Records for this exercise =

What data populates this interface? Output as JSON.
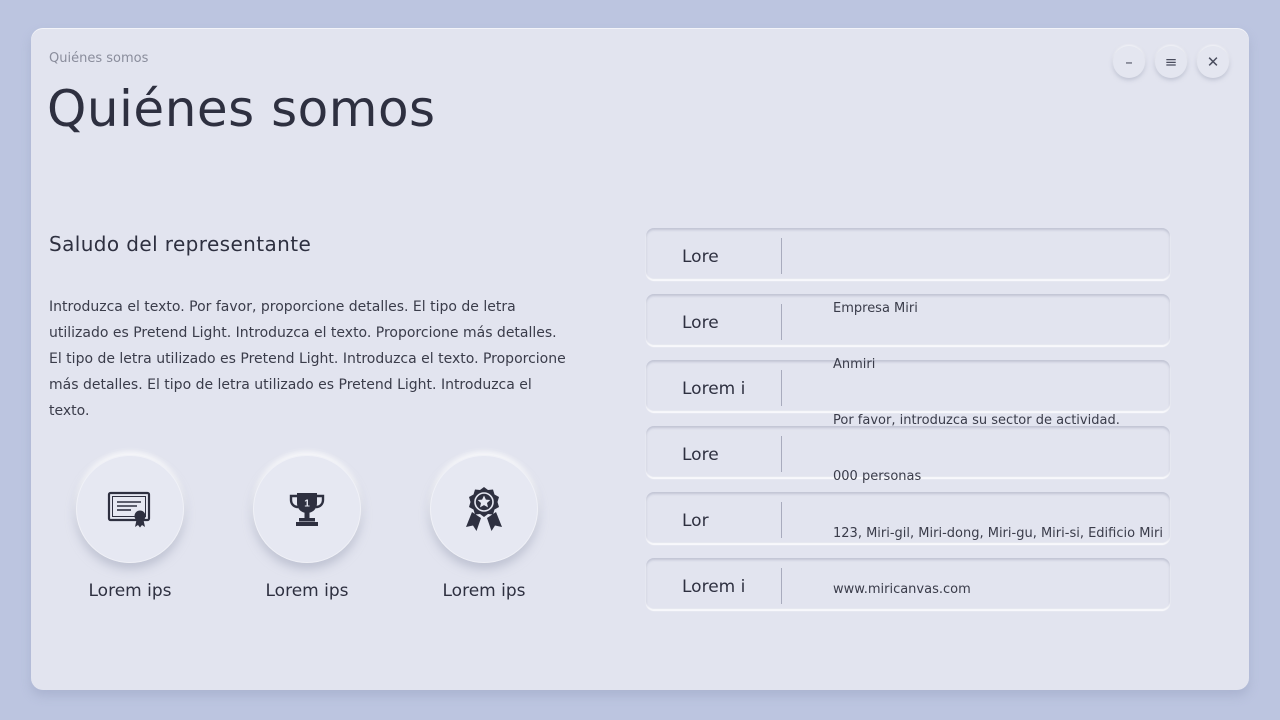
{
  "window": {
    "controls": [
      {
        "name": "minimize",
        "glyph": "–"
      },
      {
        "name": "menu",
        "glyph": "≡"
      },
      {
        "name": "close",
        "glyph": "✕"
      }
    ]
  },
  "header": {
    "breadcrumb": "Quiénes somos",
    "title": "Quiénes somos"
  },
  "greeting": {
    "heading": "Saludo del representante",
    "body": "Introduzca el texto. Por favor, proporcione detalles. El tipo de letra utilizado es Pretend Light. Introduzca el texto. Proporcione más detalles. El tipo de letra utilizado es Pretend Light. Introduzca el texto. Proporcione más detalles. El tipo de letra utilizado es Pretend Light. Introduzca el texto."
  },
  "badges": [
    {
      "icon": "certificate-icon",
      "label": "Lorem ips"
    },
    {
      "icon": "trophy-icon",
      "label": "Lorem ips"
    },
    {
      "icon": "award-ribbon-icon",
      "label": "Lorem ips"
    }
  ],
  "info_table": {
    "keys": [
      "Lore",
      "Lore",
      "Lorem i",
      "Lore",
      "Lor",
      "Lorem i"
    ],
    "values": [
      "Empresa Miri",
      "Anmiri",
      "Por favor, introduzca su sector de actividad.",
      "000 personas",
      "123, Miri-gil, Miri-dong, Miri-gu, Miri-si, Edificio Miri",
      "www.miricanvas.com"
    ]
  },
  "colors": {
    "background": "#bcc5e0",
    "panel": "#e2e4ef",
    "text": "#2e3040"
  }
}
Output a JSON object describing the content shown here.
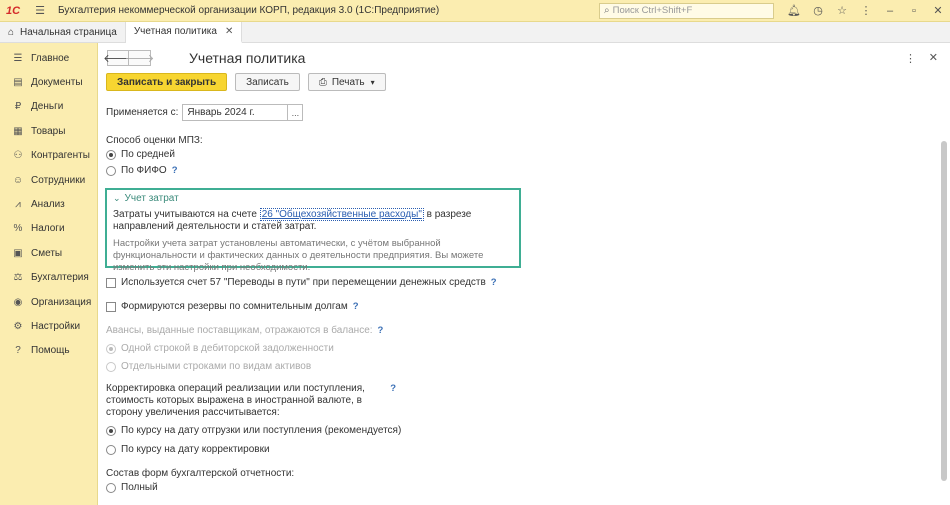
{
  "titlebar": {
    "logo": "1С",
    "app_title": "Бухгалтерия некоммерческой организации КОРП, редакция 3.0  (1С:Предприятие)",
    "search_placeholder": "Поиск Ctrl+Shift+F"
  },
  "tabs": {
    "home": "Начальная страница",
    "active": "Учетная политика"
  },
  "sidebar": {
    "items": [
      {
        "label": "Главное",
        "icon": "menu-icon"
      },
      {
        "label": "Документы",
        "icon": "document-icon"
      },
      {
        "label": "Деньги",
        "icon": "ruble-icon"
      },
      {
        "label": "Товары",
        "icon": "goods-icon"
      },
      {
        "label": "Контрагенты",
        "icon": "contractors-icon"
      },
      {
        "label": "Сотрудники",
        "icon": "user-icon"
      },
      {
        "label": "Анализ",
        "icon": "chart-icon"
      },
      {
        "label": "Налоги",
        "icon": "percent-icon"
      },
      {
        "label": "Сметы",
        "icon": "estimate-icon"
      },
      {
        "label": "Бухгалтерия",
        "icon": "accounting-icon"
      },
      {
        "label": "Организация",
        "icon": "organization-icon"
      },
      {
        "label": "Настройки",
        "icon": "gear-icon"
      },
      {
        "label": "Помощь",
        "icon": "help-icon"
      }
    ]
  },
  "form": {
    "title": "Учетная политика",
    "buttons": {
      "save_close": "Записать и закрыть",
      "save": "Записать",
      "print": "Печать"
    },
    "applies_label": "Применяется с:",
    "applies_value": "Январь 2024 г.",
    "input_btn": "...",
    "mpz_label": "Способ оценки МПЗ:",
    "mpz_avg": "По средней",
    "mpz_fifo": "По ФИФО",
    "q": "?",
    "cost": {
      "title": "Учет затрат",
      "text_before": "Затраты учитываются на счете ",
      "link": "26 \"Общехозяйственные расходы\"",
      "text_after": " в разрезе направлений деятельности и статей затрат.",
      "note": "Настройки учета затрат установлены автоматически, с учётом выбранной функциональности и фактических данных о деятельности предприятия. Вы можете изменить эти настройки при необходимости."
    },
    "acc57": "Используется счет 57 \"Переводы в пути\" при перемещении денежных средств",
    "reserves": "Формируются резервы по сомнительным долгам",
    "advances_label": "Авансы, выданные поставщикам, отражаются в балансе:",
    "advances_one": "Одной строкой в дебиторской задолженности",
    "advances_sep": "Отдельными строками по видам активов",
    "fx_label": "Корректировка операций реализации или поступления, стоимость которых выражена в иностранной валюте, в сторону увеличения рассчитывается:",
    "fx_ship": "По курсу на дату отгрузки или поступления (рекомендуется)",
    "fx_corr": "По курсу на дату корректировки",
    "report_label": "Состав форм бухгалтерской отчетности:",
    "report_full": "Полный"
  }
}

---

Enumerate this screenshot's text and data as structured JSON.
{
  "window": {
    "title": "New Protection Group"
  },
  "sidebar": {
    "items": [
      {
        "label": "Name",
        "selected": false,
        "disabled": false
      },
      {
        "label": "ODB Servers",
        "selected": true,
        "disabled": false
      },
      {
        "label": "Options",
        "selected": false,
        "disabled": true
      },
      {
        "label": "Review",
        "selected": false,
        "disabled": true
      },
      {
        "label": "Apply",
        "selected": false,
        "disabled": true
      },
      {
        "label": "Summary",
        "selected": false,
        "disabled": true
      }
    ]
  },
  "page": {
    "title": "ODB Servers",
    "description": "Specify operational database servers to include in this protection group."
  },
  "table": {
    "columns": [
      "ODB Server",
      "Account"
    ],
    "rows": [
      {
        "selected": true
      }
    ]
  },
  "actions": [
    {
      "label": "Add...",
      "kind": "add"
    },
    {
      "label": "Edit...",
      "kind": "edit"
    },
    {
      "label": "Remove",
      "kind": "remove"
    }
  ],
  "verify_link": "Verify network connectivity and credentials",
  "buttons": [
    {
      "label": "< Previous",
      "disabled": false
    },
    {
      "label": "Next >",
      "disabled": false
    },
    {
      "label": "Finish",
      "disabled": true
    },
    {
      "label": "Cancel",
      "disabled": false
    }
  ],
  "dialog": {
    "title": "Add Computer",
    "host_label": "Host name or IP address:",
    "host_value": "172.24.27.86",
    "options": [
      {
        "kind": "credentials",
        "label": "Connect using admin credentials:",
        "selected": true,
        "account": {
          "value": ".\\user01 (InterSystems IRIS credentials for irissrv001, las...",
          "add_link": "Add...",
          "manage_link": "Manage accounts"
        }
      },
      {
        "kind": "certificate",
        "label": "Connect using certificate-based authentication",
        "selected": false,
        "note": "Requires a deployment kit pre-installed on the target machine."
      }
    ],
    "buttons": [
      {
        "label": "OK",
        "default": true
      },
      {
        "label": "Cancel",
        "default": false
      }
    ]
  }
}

Exercise objective =
Gather all lines from the listing above in which "certificate" occurs.

Task response =
      "icon": "certificate-icon",
        "kind": "certificate",
        "label": "Connect using certificate-based authentication",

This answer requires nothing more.